● JOB: Every line in the listing is to be echoed verbatim.

[BEGIN PROVIDED RECORDS]

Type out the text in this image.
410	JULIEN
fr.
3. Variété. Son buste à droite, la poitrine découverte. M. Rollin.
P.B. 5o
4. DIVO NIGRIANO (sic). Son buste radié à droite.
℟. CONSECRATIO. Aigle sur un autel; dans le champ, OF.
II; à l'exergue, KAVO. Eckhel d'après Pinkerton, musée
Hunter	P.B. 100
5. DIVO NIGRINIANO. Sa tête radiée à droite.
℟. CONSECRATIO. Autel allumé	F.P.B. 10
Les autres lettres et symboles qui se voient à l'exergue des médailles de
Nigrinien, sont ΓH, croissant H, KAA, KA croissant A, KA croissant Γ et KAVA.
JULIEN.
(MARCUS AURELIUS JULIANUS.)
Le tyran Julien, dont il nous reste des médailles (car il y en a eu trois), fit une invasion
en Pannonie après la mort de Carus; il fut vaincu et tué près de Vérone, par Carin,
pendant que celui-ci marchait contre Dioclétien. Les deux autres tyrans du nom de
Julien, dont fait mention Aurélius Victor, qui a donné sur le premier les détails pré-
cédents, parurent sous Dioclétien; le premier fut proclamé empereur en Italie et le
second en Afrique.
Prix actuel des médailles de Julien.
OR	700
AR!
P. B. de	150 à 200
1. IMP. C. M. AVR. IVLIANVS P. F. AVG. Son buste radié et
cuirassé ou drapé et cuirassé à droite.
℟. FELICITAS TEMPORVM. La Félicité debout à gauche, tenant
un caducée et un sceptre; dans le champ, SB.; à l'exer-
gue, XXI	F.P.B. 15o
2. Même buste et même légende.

[END PROVIDED RECORDS]

● FINISHED ANSWER:
Type out the text in this image.
410	JULIEN
fr.
3. Variété. Son buste à droite, la poitrine découverte. M. Rollin.
P.B. 5o
4. DIVO NIGRIANO (sic). Son buste radié à droite.
℟. CONSECRATIO. Aigle sur un autel; dans le champ, OF.
II; à l'exergue, KAVO. Eckhel d'après Pinkerton, musée
Hunter	P.B. 100
5. DIVO NIGRINIANO. Sa tête radiée à droite.
℟. CONSECRATIO. Autel allumé	F.P.B. 10
Les autres lettres et symboles qui se voient à l'exergue des médailles de
Nigrinien, sont ΓH, croissant H, KAA, KA croissant A, KA croissant Γ et KAVA.
JULIEN.
(MARCUS AURELIUS JULIANUS.)
Le tyran Julien, dont il nous reste des médailles (car il y en a eu trois), fit une invasion
en Pannonie après la mort de Carus; il fut vaincu et tué près de Vérone, par Carin,
pendant que celui-ci marchait contre Dioclétien. Les deux autres tyrans du nom de
Julien, dont fait mention Aurélius Victor, qui a donné sur le premier les détails pré-
cédents, parurent sous Dioclétien; le premier fut proclamé empereur en Italie et le
second en Afrique.
Prix actuel des médailles de Julien.
OR	700
AR!
P. B. de	150 à 200
1. IMP. C. M. AVR. IVLIANVS P. F. AVG. Son buste radié et
cuirassé ou drapé et cuirassé à droite.
℟. FELICITAS TEMPORVM. La Félicité debout à gauche, tenant
un caducée et un sceptre; dans le champ, SB.; à l'exer-
gue, XXI	F.P.B. 15o
2. Même buste et même légende.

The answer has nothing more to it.